What is asked: Copy out the rows between the lines containing "subtitle-center: iBBC_054k - iBBC_000k" and "legend-label-ocean: Ocean xyxy=(691,488,720,499)", inclusive, character for character and nothing more.

Exercise material:

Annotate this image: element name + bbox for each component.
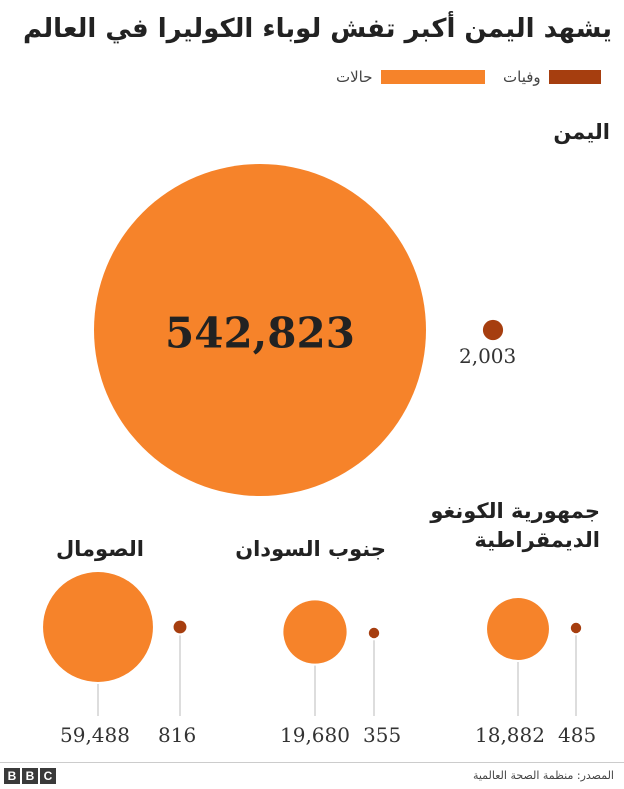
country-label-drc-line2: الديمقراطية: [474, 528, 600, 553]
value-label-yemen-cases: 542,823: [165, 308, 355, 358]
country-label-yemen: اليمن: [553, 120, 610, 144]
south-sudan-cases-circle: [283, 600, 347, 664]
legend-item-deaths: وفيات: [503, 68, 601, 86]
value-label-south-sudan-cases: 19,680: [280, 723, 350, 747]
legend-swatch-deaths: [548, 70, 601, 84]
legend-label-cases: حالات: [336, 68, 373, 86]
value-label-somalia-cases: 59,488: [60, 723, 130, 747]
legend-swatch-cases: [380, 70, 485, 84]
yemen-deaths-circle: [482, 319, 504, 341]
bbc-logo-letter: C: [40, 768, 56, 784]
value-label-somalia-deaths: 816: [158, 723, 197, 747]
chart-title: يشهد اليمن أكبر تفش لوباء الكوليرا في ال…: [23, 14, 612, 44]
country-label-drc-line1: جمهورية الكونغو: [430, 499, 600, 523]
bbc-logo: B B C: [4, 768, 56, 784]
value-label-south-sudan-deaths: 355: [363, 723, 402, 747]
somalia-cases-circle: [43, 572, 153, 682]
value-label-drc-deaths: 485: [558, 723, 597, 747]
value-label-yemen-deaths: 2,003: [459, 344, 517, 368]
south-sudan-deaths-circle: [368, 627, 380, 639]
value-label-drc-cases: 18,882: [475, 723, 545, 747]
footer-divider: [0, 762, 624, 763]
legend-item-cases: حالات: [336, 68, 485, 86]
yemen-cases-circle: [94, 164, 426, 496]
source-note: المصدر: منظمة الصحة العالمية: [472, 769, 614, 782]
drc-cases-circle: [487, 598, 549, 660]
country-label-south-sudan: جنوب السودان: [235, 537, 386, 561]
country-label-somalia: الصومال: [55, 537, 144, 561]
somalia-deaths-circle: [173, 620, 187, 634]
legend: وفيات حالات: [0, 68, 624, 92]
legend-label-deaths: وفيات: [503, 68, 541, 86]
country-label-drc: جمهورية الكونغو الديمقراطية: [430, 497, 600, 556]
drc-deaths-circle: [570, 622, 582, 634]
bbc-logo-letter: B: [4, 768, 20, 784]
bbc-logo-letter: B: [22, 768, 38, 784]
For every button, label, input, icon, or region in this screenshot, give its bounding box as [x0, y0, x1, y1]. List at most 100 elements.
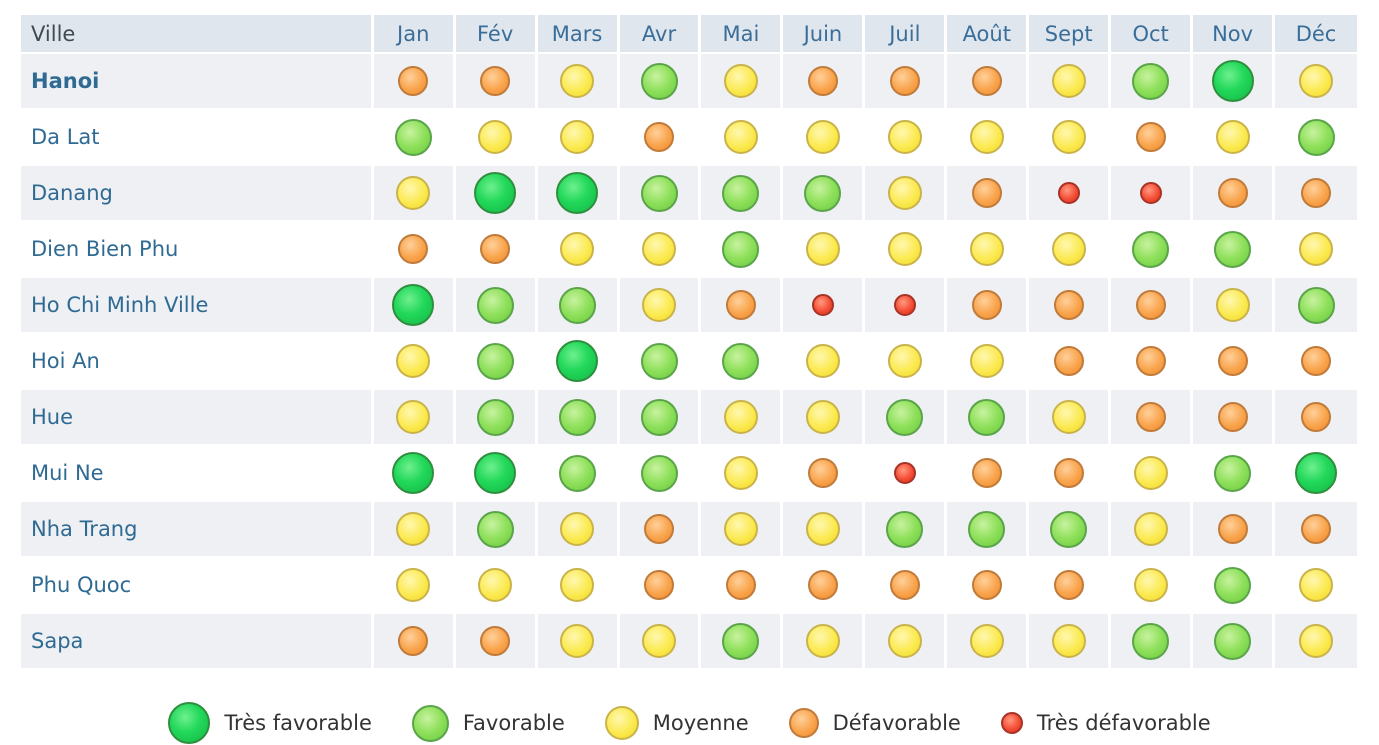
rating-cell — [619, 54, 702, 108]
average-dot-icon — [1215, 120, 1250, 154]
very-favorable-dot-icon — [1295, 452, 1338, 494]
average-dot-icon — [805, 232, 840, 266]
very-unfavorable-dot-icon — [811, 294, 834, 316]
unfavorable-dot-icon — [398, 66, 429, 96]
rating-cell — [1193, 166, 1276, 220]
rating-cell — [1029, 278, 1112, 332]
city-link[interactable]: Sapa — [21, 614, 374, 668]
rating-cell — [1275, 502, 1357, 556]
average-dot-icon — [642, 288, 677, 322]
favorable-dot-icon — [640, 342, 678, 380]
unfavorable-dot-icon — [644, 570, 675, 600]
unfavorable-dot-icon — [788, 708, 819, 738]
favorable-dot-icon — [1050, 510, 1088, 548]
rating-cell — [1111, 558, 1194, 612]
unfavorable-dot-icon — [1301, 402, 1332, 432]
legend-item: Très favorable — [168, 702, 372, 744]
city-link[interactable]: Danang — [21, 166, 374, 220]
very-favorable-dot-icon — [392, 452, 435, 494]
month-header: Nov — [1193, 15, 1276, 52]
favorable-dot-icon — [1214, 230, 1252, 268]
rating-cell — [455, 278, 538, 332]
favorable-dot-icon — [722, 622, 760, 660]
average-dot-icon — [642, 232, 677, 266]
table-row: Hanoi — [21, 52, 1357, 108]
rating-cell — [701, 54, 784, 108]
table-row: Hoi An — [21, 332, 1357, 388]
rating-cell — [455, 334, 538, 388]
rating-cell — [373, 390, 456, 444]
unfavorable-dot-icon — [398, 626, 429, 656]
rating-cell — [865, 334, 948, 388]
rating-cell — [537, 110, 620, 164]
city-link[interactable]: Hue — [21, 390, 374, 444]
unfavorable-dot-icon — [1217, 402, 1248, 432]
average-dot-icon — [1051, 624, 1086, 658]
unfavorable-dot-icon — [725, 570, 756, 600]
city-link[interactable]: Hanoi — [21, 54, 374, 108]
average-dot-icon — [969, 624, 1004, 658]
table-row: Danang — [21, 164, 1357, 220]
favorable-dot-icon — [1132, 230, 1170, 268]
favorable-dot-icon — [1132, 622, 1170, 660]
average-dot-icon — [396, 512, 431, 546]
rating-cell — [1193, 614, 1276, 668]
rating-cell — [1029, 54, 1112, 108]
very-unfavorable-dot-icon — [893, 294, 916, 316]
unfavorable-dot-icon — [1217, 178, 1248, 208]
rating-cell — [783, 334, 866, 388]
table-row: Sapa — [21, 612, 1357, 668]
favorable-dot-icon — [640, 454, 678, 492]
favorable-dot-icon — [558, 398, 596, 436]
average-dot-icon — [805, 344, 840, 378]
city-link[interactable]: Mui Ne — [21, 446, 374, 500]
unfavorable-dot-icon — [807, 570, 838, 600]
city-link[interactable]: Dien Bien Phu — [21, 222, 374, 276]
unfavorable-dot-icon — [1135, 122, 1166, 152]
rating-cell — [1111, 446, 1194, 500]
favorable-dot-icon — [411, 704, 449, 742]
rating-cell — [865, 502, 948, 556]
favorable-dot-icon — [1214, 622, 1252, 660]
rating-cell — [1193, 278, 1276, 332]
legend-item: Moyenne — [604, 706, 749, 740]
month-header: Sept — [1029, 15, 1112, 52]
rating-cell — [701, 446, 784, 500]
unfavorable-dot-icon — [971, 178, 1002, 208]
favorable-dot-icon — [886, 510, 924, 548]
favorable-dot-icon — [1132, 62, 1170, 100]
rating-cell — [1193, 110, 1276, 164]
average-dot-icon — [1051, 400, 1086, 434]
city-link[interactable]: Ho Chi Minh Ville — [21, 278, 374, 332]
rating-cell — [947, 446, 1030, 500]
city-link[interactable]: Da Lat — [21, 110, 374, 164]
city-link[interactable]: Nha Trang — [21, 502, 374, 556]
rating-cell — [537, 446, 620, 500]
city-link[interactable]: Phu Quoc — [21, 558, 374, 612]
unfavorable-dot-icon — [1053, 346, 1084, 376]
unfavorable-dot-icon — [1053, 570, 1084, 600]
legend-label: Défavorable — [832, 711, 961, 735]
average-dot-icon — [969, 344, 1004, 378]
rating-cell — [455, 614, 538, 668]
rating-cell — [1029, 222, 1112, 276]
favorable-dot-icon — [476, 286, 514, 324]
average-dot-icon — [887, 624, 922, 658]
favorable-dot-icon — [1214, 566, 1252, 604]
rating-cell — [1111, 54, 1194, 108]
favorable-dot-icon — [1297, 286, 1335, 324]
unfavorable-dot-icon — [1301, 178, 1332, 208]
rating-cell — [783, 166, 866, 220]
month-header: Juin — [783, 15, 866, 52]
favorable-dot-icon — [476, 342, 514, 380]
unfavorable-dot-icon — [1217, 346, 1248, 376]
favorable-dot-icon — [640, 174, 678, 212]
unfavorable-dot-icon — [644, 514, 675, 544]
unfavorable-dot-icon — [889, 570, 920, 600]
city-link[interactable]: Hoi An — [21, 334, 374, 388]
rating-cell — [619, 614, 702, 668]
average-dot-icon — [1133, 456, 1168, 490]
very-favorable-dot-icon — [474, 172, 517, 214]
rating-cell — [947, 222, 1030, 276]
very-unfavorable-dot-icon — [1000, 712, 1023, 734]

---

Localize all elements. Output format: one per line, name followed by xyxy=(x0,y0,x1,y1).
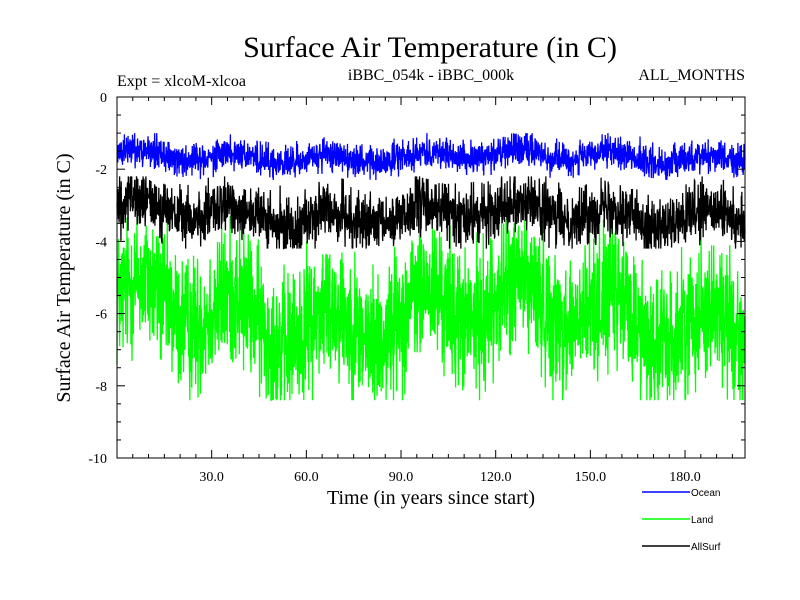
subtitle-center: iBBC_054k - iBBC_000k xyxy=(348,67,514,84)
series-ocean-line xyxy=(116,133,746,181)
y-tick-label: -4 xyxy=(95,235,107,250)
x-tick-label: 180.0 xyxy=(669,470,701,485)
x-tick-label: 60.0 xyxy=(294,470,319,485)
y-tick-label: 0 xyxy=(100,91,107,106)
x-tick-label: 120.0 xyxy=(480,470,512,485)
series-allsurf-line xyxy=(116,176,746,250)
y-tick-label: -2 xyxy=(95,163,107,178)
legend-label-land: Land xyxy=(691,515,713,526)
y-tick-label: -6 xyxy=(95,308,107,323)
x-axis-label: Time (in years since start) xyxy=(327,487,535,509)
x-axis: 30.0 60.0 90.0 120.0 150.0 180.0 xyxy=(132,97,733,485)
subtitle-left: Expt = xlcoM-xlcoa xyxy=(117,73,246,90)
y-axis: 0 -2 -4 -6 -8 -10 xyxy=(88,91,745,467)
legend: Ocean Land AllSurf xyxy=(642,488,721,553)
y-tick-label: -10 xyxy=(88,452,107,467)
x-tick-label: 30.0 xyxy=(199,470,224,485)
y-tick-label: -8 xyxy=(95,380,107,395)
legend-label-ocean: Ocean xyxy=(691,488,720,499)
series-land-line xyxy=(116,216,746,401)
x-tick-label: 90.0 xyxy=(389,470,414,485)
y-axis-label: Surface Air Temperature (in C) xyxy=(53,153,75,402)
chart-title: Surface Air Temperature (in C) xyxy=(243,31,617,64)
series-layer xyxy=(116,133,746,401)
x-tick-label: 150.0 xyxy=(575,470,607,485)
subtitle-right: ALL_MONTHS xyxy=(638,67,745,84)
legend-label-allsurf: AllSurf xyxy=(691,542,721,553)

...

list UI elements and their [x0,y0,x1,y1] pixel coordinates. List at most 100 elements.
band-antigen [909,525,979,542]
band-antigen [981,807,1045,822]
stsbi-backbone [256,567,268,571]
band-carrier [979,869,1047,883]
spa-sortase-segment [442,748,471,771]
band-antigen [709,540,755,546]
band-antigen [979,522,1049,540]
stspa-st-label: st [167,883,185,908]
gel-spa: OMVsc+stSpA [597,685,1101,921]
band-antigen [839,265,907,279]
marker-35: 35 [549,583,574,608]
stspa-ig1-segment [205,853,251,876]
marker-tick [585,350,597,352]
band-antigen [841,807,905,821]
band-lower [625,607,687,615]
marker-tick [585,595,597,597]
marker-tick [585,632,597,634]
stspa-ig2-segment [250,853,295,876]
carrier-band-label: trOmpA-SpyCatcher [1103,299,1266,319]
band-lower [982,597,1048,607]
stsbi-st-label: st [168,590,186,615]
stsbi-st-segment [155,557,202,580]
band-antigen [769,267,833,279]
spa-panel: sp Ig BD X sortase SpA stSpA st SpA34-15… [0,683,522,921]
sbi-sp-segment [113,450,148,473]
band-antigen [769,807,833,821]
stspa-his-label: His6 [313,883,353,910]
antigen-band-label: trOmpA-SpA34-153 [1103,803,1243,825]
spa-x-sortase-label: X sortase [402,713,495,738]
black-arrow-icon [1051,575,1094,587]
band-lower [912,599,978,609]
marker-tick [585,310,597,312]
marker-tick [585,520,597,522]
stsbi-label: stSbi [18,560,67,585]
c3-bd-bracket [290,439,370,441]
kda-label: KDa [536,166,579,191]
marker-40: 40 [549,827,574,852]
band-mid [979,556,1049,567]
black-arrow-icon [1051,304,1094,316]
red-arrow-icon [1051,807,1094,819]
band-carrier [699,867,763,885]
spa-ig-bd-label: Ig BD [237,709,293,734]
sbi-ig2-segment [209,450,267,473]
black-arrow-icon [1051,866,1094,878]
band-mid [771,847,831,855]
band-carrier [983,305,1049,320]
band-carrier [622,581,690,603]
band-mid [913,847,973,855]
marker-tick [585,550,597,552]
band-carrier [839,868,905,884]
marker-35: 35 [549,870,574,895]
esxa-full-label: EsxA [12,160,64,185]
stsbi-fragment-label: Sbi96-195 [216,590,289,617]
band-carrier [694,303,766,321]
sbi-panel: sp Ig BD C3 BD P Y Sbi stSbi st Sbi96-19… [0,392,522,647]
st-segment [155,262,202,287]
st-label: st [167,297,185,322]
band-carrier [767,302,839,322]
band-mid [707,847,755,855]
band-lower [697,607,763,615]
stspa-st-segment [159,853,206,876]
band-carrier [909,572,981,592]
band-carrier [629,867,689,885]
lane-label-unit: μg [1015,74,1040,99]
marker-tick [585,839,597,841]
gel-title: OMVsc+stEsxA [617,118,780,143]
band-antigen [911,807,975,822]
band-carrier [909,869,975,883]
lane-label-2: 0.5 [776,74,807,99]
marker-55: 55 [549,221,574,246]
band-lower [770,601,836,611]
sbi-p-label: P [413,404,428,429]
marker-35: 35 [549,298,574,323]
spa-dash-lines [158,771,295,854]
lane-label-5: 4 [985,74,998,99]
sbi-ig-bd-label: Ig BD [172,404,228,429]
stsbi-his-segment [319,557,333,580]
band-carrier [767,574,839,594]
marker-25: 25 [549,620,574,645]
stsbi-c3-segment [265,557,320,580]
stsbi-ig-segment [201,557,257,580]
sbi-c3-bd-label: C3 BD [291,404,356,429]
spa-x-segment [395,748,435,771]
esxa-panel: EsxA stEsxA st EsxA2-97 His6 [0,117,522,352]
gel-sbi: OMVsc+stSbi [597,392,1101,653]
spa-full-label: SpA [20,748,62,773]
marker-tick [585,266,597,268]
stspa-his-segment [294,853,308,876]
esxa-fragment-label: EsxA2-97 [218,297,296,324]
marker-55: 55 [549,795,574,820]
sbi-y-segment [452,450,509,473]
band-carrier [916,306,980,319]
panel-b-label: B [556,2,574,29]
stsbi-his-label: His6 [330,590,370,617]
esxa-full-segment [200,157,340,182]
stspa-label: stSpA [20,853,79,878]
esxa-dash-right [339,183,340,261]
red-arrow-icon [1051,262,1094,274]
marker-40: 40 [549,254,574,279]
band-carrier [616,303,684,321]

Solved problem:
subtitle-center: iBBC_054k - iBBC_000k xyxy=(348,67,514,84)
series-ocean-line xyxy=(116,133,746,181)
y-tick-label: -4 xyxy=(95,235,107,250)
x-tick-label: 180.0 xyxy=(669,470,701,485)
x-tick-label: 60.0 xyxy=(294,470,319,485)
y-tick-label: 0 xyxy=(100,91,107,106)
x-tick-label: 120.0 xyxy=(480,470,512,485)
series-allsurf-line xyxy=(116,176,746,250)
y-tick-label: -2 xyxy=(95,163,107,178)
legend-label-land: Land xyxy=(691,515,713,526)
y-tick-label: -6 xyxy=(95,308,107,323)
x-axis-label: Time (in years since start) xyxy=(327,487,535,509)
x-axis: 30.0 60.0 90.0 120.0 150.0 180.0 xyxy=(132,97,733,485)
subtitle-left: Expt = xlcoM-xlcoa xyxy=(117,73,246,90)
y-axis: 0 -2 -4 -6 -8 -10 xyxy=(88,91,745,467)
legend: Ocean Land AllSurf xyxy=(642,488,721,553)
y-tick-label: -10 xyxy=(88,452,107,467)
x-tick-label: 30.0 xyxy=(199,470,224,485)
y-tick-label: -8 xyxy=(95,380,107,395)
legend-label-ocean: Ocean xyxy=(691,488,720,499)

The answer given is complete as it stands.